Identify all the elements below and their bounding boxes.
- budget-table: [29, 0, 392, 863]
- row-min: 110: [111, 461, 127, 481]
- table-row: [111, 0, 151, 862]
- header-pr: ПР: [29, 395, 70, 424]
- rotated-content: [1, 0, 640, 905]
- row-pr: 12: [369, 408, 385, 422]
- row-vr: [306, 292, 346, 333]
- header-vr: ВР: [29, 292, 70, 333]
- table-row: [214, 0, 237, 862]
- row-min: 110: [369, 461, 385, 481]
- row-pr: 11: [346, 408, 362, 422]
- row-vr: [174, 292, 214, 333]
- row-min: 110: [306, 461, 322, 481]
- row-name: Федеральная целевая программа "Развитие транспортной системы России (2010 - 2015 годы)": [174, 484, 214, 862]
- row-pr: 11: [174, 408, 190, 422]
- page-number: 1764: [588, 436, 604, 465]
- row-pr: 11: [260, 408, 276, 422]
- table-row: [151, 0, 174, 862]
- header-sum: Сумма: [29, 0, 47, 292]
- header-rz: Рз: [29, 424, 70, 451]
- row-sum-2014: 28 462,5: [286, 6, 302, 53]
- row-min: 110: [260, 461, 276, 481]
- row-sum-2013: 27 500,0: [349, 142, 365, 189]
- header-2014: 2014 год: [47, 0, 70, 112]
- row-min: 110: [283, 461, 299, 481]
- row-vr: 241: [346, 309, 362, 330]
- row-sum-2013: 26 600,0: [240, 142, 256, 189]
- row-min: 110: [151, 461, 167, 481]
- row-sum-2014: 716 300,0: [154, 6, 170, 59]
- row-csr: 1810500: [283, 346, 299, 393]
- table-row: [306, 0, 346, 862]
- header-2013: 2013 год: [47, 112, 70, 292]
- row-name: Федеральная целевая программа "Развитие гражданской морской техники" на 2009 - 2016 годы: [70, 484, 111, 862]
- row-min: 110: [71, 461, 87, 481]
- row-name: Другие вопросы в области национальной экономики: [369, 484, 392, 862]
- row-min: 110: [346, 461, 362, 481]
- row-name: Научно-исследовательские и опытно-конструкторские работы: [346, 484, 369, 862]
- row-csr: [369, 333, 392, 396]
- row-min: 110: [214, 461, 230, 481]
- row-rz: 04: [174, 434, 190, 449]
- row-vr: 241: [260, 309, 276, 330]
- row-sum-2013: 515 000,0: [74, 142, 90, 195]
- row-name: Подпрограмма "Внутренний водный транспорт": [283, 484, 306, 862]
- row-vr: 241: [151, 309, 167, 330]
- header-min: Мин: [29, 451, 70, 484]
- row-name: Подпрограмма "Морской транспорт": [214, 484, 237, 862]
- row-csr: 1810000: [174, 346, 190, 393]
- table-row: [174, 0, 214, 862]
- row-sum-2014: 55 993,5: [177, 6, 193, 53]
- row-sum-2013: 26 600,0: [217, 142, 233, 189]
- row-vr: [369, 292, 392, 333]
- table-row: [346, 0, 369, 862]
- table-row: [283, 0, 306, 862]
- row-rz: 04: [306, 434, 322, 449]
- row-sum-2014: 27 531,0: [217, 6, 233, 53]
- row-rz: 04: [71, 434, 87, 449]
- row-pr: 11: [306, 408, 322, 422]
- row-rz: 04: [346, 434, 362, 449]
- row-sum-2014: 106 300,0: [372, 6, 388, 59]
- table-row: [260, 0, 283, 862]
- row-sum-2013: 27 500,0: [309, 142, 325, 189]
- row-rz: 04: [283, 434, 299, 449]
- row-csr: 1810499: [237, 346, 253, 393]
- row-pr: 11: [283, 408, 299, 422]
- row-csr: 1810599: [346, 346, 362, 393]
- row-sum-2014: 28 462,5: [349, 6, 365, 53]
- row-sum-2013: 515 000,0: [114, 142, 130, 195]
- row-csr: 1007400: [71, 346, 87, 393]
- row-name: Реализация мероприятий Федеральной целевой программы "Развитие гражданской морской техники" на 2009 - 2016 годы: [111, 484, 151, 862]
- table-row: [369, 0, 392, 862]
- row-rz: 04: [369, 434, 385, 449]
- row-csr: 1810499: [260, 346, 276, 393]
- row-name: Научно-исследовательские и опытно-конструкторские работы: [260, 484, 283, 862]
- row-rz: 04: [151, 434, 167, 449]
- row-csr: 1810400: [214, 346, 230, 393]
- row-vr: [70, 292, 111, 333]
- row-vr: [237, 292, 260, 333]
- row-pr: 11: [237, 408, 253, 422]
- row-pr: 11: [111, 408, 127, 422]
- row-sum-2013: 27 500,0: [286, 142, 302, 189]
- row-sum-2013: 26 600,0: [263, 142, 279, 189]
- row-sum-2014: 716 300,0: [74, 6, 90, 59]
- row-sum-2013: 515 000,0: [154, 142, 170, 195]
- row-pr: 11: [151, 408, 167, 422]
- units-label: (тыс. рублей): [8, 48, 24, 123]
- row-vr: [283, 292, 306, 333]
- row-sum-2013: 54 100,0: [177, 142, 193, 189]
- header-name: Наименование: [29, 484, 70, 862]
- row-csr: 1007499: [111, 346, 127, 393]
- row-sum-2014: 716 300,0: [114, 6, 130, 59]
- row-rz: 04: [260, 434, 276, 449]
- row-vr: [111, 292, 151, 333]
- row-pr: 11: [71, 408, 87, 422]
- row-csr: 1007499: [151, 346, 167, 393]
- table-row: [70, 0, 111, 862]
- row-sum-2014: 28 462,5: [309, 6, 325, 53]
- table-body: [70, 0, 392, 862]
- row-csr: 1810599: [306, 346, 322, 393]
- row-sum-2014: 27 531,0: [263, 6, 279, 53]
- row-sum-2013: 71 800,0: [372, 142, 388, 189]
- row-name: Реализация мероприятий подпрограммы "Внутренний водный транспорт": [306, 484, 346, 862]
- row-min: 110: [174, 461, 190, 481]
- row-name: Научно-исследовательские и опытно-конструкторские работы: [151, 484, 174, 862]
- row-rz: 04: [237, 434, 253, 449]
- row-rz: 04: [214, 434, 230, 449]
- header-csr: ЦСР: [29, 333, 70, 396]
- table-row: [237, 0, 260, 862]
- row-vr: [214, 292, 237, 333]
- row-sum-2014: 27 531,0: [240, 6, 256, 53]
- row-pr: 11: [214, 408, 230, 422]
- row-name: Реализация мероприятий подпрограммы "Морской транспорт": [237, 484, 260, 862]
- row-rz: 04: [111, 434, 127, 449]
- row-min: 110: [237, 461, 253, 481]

********

__INSTRUCTIONS TO FOLLOW__
Copy the material above word for word, from its first line through the line that contains "- row-sum-2014: 716 300,0: [154, 6, 170, 59]", including both of those lines.

__SOLUTION FOR THIS PROBLEM__
Identify all the elements below and their bounding boxes.
- budget-table: [29, 0, 392, 863]
- row-min: 110: [111, 461, 127, 481]
- table-row: [111, 0, 151, 862]
- header-pr: ПР: [29, 395, 70, 424]
- rotated-content: [1, 0, 640, 905]
- row-pr: 12: [369, 408, 385, 422]
- row-vr: [306, 292, 346, 333]
- header-vr: ВР: [29, 292, 70, 333]
- table-row: [214, 0, 237, 862]
- row-min: 110: [369, 461, 385, 481]
- row-pr: 11: [346, 408, 362, 422]
- row-vr: [174, 292, 214, 333]
- row-min: 110: [306, 461, 322, 481]
- row-name: Федеральная целевая программа "Развитие транспортной системы России (2010 - 2015 годы)": [174, 484, 214, 862]
- row-pr: 11: [174, 408, 190, 422]
- page-number: 1764: [588, 436, 604, 465]
- row-pr: 11: [260, 408, 276, 422]
- table-row: [151, 0, 174, 862]
- header-sum: Сумма: [29, 0, 47, 292]
- header-rz: Рз: [29, 424, 70, 451]
- row-sum-2014: 28 462,5: [286, 6, 302, 53]
- row-min: 110: [260, 461, 276, 481]
- row-sum-2013: 27 500,0: [349, 142, 365, 189]
- header-2014: 2014 год: [47, 0, 70, 112]
- row-min: 110: [283, 461, 299, 481]
- row-vr: 241: [346, 309, 362, 330]
- row-sum-2013: 26 600,0: [240, 142, 256, 189]
- row-min: 110: [151, 461, 167, 481]
- row-sum-2014: 716 300,0: [154, 6, 170, 59]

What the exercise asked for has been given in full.